## SET EXERCISE
For each line in the data below that holds "document", return a copy.
──────── INFORMATION GIVEN ────────
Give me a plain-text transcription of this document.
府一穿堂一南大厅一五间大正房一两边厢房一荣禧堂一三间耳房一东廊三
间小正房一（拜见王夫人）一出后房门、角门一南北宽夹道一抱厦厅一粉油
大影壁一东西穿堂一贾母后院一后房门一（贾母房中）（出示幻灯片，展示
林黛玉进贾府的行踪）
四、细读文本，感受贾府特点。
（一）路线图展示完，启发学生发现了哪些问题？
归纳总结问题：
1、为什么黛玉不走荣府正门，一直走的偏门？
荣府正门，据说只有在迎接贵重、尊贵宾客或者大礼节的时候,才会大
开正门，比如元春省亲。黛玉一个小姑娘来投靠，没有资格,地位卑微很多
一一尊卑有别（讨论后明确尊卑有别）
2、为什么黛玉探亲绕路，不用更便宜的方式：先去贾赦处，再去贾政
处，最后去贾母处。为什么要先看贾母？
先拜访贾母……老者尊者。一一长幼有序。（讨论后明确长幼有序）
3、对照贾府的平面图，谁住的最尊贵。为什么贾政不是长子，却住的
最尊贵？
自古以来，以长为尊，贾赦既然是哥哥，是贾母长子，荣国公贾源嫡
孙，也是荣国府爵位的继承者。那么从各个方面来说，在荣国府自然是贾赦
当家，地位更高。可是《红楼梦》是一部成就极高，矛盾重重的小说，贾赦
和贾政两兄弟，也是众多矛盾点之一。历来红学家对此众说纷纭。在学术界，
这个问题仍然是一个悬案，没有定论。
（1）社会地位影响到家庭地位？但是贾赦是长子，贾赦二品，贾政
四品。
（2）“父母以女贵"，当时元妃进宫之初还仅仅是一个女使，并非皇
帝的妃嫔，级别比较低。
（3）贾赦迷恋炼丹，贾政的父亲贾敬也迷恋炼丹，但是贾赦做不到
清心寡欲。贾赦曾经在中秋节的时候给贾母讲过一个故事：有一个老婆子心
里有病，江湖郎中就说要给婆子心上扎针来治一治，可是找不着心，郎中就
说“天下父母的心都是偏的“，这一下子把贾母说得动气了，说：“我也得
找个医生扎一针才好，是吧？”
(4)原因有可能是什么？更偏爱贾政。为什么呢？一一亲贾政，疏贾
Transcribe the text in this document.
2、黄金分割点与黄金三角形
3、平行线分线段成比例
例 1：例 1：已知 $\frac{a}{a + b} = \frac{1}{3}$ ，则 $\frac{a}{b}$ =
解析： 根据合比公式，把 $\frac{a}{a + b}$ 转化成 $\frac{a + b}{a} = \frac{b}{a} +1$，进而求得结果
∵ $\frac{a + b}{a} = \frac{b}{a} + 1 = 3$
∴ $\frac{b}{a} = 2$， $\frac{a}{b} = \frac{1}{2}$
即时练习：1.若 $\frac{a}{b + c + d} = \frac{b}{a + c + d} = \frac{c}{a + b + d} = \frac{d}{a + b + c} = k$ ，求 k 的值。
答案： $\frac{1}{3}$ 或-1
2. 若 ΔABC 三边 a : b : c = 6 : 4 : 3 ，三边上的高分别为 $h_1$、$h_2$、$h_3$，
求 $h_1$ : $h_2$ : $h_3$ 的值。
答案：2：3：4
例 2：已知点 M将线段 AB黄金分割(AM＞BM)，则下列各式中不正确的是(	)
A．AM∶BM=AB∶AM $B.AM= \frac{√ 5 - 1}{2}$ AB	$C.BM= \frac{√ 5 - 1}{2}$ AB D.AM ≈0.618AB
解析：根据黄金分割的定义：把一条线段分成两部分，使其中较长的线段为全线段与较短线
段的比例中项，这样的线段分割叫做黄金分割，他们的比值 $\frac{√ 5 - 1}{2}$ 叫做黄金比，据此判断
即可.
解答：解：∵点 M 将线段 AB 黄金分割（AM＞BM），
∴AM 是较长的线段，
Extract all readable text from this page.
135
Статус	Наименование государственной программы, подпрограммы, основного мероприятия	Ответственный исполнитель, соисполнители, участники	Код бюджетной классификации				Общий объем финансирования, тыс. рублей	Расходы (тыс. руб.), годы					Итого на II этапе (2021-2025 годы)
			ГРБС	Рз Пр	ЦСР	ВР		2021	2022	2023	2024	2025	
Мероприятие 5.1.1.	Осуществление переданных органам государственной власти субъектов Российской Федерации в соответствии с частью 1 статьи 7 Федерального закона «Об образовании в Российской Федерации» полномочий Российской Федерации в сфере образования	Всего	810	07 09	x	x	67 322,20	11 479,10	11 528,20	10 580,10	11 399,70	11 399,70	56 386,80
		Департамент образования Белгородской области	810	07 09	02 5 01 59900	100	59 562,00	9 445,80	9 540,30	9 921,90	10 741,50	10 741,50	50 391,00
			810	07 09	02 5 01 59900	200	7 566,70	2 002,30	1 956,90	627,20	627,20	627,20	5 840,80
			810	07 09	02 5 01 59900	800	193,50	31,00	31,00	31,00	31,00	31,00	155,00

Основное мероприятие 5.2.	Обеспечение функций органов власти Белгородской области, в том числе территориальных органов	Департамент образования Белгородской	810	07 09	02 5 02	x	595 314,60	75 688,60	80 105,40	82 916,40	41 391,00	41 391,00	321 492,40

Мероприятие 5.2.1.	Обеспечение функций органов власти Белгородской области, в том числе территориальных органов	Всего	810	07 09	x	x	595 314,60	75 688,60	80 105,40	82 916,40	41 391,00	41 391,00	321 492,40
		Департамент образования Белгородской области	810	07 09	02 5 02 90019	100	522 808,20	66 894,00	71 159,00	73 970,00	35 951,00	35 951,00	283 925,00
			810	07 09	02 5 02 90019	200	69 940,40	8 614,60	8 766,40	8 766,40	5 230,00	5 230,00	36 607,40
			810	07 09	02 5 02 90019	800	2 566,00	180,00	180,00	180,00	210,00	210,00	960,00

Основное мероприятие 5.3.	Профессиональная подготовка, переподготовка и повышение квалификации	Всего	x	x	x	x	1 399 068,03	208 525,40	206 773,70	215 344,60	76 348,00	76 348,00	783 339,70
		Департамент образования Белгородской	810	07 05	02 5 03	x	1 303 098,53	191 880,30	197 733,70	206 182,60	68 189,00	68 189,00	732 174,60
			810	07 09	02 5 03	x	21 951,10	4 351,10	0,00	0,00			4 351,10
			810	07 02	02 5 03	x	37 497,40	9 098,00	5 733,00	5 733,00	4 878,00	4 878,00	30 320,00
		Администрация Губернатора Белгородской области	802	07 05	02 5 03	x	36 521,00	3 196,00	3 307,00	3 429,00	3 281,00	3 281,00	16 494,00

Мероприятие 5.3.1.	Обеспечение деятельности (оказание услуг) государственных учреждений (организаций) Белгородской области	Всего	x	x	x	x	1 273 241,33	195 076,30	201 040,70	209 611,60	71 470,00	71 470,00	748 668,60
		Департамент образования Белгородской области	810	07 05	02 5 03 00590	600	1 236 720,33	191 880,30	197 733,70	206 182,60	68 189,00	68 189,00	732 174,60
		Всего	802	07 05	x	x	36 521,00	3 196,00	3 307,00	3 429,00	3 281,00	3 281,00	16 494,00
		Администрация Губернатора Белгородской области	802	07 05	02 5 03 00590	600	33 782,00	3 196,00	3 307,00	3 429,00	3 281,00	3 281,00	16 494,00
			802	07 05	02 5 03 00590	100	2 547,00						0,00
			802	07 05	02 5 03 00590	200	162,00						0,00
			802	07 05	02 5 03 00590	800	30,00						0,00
────────
## REPLY TO THE EXERCISE
Give me a plain-text transcription of this document.
Transcribe the text in this document.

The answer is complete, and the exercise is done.